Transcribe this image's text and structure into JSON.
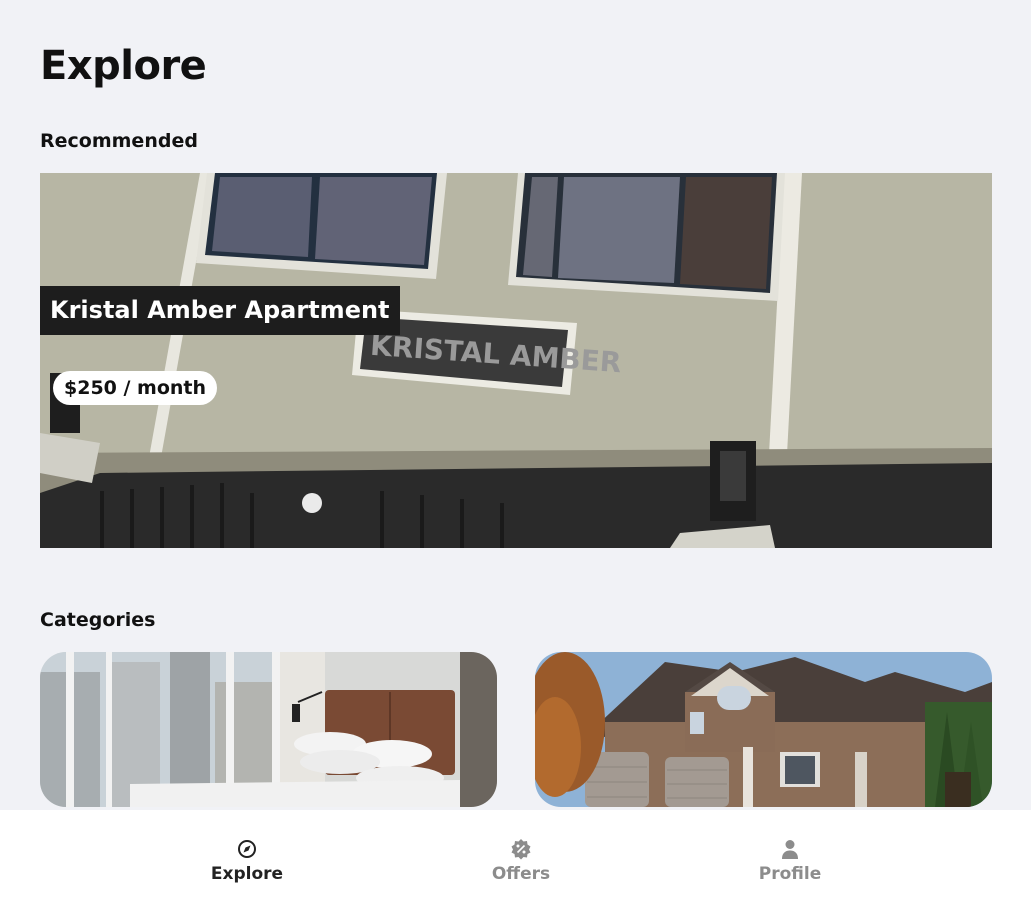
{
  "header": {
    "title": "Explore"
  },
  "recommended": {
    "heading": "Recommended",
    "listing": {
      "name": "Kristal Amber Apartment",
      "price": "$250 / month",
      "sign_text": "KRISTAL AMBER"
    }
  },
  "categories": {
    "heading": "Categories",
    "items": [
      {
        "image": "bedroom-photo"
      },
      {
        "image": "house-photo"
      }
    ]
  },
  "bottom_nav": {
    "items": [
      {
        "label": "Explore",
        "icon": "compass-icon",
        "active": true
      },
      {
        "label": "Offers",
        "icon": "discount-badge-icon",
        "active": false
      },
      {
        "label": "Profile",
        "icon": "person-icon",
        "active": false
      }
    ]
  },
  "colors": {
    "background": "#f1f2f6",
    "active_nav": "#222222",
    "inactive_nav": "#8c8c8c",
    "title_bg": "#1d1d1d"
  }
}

### Written request
Write out all the entries word for word, but skip any images.

### Problem solution
Transcribe this image's text and structure into JSON.
{
  "header": {
    "title": "Explore"
  },
  "recommended": {
    "heading": "Recommended",
    "listing": {
      "name": "Kristal Amber Apartment",
      "price": "$250 / month",
      "sign_text": "KRISTAL AMBER"
    }
  },
  "categories": {
    "heading": "Categories",
    "items": [
      {
        "image": "bedroom-photo"
      },
      {
        "image": "house-photo"
      }
    ]
  },
  "bottom_nav": {
    "items": [
      {
        "label": "Explore",
        "icon": "compass-icon",
        "active": true
      },
      {
        "label": "Offers",
        "icon": "discount-badge-icon",
        "active": false
      },
      {
        "label": "Profile",
        "icon": "person-icon",
        "active": false
      }
    ]
  },
  "colors": {
    "background": "#f1f2f6",
    "active_nav": "#222222",
    "inactive_nav": "#8c8c8c",
    "title_bg": "#1d1d1d"
  }
}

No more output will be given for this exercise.